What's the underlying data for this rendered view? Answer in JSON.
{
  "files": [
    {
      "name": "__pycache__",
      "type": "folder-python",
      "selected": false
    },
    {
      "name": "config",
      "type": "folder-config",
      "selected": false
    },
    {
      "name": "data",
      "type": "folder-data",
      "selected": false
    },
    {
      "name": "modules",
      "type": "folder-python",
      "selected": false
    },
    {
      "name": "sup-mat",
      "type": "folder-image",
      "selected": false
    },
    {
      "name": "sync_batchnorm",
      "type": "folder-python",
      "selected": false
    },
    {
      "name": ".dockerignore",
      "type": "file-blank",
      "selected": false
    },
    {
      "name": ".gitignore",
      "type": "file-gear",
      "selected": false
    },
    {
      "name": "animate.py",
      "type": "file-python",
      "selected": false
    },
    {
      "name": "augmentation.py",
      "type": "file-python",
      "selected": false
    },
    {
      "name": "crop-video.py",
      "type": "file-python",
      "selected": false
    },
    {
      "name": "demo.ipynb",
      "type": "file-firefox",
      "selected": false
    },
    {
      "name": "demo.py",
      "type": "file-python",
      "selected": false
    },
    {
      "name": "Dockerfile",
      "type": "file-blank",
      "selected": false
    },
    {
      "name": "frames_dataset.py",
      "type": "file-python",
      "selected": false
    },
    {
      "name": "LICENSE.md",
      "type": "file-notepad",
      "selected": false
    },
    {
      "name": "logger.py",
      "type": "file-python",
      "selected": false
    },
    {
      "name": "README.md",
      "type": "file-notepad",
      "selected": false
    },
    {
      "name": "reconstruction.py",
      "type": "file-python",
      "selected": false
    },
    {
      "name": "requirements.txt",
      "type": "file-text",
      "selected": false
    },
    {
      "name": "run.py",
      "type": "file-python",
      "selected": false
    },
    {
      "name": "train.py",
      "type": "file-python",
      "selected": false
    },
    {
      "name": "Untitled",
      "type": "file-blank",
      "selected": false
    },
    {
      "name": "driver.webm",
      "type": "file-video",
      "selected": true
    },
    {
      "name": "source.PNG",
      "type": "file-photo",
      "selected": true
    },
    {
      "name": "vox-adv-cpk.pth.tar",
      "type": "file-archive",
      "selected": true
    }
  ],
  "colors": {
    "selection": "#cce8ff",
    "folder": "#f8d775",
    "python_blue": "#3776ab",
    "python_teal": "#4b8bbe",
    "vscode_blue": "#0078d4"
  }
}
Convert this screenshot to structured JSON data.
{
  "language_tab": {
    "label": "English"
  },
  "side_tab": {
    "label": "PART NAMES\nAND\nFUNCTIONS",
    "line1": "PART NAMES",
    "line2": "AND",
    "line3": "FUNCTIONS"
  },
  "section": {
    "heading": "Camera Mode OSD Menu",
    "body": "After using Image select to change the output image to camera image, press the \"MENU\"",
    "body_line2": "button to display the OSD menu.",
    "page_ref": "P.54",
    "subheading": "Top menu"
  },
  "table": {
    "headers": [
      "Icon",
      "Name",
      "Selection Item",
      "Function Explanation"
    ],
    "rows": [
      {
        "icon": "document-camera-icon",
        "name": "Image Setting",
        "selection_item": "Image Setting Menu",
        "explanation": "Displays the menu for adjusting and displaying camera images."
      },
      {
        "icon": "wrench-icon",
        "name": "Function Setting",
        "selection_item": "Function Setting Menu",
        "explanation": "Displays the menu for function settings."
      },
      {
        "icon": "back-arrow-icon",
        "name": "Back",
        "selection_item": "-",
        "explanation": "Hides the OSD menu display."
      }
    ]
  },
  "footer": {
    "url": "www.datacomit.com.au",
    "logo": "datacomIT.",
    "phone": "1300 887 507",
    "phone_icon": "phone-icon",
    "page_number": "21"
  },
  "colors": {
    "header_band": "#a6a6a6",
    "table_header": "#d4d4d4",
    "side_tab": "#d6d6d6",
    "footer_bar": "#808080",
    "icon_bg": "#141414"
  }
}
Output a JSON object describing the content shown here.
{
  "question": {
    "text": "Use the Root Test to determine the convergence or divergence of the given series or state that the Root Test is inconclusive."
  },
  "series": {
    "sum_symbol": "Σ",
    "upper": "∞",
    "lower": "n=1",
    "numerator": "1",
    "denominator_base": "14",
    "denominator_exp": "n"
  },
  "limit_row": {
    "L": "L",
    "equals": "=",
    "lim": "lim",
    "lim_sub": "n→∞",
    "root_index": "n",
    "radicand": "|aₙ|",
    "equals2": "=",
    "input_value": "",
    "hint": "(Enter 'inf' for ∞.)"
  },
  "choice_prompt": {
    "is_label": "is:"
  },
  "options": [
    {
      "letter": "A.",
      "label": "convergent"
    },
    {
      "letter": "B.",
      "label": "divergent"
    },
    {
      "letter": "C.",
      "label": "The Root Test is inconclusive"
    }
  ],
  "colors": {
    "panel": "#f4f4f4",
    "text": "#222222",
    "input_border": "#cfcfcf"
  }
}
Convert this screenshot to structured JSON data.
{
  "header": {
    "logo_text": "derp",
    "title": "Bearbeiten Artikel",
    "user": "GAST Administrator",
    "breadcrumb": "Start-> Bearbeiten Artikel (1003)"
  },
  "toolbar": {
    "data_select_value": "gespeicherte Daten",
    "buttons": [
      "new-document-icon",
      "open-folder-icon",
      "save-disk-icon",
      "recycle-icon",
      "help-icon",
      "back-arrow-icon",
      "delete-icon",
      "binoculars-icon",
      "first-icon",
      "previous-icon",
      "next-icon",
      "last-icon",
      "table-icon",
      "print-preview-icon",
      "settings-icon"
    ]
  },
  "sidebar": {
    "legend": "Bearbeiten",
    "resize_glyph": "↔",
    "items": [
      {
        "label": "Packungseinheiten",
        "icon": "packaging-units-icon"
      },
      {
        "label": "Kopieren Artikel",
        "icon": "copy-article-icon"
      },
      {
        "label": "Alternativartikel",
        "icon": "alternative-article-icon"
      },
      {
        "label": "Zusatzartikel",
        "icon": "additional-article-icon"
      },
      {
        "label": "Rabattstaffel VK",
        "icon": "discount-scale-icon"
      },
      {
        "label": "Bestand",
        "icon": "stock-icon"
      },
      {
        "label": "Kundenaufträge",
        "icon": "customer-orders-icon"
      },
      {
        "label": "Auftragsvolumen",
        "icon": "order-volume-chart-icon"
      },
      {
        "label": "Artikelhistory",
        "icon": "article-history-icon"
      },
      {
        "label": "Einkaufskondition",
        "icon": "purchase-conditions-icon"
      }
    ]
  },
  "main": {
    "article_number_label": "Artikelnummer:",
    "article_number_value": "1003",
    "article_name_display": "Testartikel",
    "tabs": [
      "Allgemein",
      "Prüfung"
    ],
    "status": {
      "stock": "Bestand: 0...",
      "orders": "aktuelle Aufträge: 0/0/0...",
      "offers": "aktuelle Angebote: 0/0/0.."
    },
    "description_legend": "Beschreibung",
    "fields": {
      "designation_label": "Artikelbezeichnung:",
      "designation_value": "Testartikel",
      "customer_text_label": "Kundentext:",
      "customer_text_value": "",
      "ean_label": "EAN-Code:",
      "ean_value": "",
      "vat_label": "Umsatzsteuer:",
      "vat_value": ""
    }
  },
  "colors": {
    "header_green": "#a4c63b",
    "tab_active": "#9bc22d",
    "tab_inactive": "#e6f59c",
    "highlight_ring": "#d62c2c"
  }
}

§ **SET EXERCISE**:
Reproduce the material verbatim, line by line.

§ **RESULT**:
What's the underlying data for this rendered view? Answer in JSON.
{
  "files": [
    {
      "name": "__pycache__",
      "type": "folder-python",
      "selected": false
    },
    {
      "name": "config",
      "type": "folder-config",
      "selected": false
    },
    {
      "name": "data",
      "type": "folder-data",
      "selected": false
    },
    {
      "name": "modules",
      "type": "folder-python",
      "selected": false
    },
    {
      "name": "sup-mat",
      "type": "folder-image",
      "selected": false
    },
    {
      "name": "sync_batchnorm",
      "type": "folder-python",
      "selected": false
    },
    {
      "name": ".dockerignore",
      "type": "file-blank",
      "selected": false
    },
    {
      "name": ".gitignore",
      "type": "file-gear",
      "selected": false
    },
    {
      "name": "animate.py",
      "type": "file-python",
      "selected": false
    },
    {
      "name": "augmentation.py",
      "type": "file-python",
      "selected": false
    },
    {
      "name": "crop-video.py",
      "type": "file-python",
      "selected": false
    },
    {
      "name": "demo.ipynb",
      "type": "file-firefox",
      "selected": false
    },
    {
      "name": "demo.py",
      "type": "file-python",
      "selected": false
    },
    {
      "name": "Dockerfile",
      "type": "file-blank",
      "selected": false
    },
    {
      "name": "frames_dataset.py",
      "type": "file-python",
      "selected": false
    },
    {
      "name": "LICENSE.md",
      "type": "file-notepad",
      "selected": false
    },
    {
      "name": "logger.py",
      "type": "file-python",
      "selected": false
    },
    {
      "name": "README.md",
      "type": "file-notepad",
      "selected": false
    },
    {
      "name": "reconstruction.py",
      "type": "file-python",
      "selected": false
    },
    {
      "name": "requirements.txt",
      "type": "file-text",
      "selected": false
    },
    {
      "name": "run.py",
      "type": "file-python",
      "selected": false
    },
    {
      "name": "train.py",
      "type": "file-python",
      "selected": false
    },
    {
      "name": "Untitled",
      "type": "file-blank",
      "selected": false
    },
    {
      "name": "driver.webm",
      "type": "file-video",
      "selected": true
    },
    {
      "name": "source.PNG",
      "type": "file-photo",
      "selected": true
    },
    {
      "name": "vox-adv-cpk.pth.tar",
      "type": "file-archive",
      "selected": true
    }
  ],
  "colors": {
    "selection": "#cce8ff",
    "folder": "#f8d775",
    "python_blue": "#3776ab",
    "python_teal": "#4b8bbe",
    "vscode_blue": "#0078d4"
  }
}
Convert this screenshot to structured JSON data.
{
  "language_tab": {
    "label": "English"
  },
  "side_tab": {
    "label": "PART NAMES\nAND\nFUNCTIONS",
    "line1": "PART NAMES",
    "line2": "AND",
    "line3": "FUNCTIONS"
  },
  "section": {
    "heading": "Camera Mode OSD Menu",
    "body": "After using Image select to change the output image to camera image, press the \"MENU\"",
    "body_line2": "button to display the OSD menu.",
    "page_ref": "P.54",
    "subheading": "Top menu"
  },
  "table": {
    "headers": [
      "Icon",
      "Name",
      "Selection Item",
      "Function Explanation"
    ],
    "rows": [
      {
        "icon": "document-camera-icon",
        "name": "Image Setting",
        "selection_item": "Image Setting Menu",
        "explanation": "Displays the menu for adjusting and displaying camera images."
      },
      {
        "icon": "wrench-icon",
        "name": "Function Setting",
        "selection_item": "Function Setting Menu",
        "explanation": "Displays the menu for function settings."
      },
      {
        "icon": "back-arrow-icon",
        "name": "Back",
        "selection_item": "-",
        "explanation": "Hides the OSD menu display."
      }
    ]
  },
  "footer": {
    "url": "www.datacomit.com.au",
    "logo": "datacomIT.",
    "phone": "1300 887 507",
    "phone_icon": "phone-icon",
    "page_number": "21"
  },
  "colors": {
    "header_band": "#a6a6a6",
    "table_header": "#d4d4d4",
    "side_tab": "#d6d6d6",
    "footer_bar": "#808080",
    "icon_bg": "#141414"
  }
}
Output a JSON object describing the content shown here.
{
  "question": {
    "text": "Use the Root Test to determine the convergence or divergence of the given series or state that the Root Test is inconclusive."
  },
  "series": {
    "sum_symbol": "Σ",
    "upper": "∞",
    "lower": "n=1",
    "numerator": "1",
    "denominator_base": "14",
    "denominator_exp": "n"
  },
  "limit_row": {
    "L": "L",
    "equals": "=",
    "lim": "lim",
    "lim_sub": "n→∞",
    "root_index": "n",
    "radicand": "|aₙ|",
    "equals2": "=",
    "input_value": "",
    "hint": "(Enter 'inf' for ∞.)"
  },
  "choice_prompt": {
    "is_label": "is:"
  },
  "options": [
    {
      "letter": "A.",
      "label": "convergent"
    },
    {
      "letter": "B.",
      "label": "divergent"
    },
    {
      "letter": "C.",
      "label": "The Root Test is inconclusive"
    }
  ],
  "colors": {
    "panel": "#f4f4f4",
    "text": "#222222",
    "input_border": "#cfcfcf"
  }
}
Convert this screenshot to structured JSON data.
{
  "header": {
    "logo_text": "derp",
    "title": "Bearbeiten Artikel",
    "user": "GAST Administrator",
    "breadcrumb": "Start-> Bearbeiten Artikel (1003)"
  },
  "toolbar": {
    "data_select_value": "gespeicherte Daten",
    "buttons": [
      "new-document-icon",
      "open-folder-icon",
      "save-disk-icon",
      "recycle-icon",
      "help-icon",
      "back-arrow-icon",
      "delete-icon",
      "binoculars-icon",
      "first-icon",
      "previous-icon",
      "next-icon",
      "last-icon",
      "table-icon",
      "print-preview-icon",
      "settings-icon"
    ]
  },
  "sidebar": {
    "legend": "Bearbeiten",
    "resize_glyph": "↔",
    "items": [
      {
        "label": "Packungseinheiten",
        "icon": "packaging-units-icon"
      },
      {
        "label": "Kopieren Artikel",
        "icon": "copy-article-icon"
      },
      {
        "label": "Alternativartikel",
        "icon": "alternative-article-icon"
      },
      {
        "label": "Zusatzartikel",
        "icon": "additional-article-icon"
      },
      {
        "label": "Rabattstaffel VK",
        "icon": "discount-scale-icon"
      },
      {
        "label": "Bestand",
        "icon": "stock-icon"
      },
      {
        "label": "Kundenaufträge",
        "icon": "customer-orders-icon"
      },
      {
        "label": "Auftragsvolumen",
        "icon": "order-volume-chart-icon"
      },
      {
        "label": "Artikelhistory",
        "icon": "article-history-icon"
      },
      {
        "label": "Einkaufskondition",
        "icon": "purchase-conditions-icon"
      }
    ]
  },
  "main": {
    "article_number_label": "Artikelnummer:",
    "article_number_value": "1003",
    "article_name_display": "Testartikel",
    "tabs": [
      "Allgemein",
      "Prüfung"
    ],
    "status": {
      "stock": "Bestand: 0...",
      "orders": "aktuelle Aufträge: 0/0/0...",
      "offers": "aktuelle Angebote: 0/0/0.."
    },
    "description_legend": "Beschreibung",
    "fields": {
      "designation_label": "Artikelbezeichnung:",
      "designation_value": "Testartikel",
      "customer_text_label": "Kundentext:",
      "customer_text_value": "",
      "ean_label": "EAN-Code:",
      "ean_value": "",
      "vat_label": "Umsatzsteuer:",
      "vat_value": ""
    }
  },
  "colors": {
    "header_green": "#a4c63b",
    "tab_active": "#9bc22d",
    "tab_inactive": "#e6f59c",
    "highlight_ring": "#d62c2c"
  }
}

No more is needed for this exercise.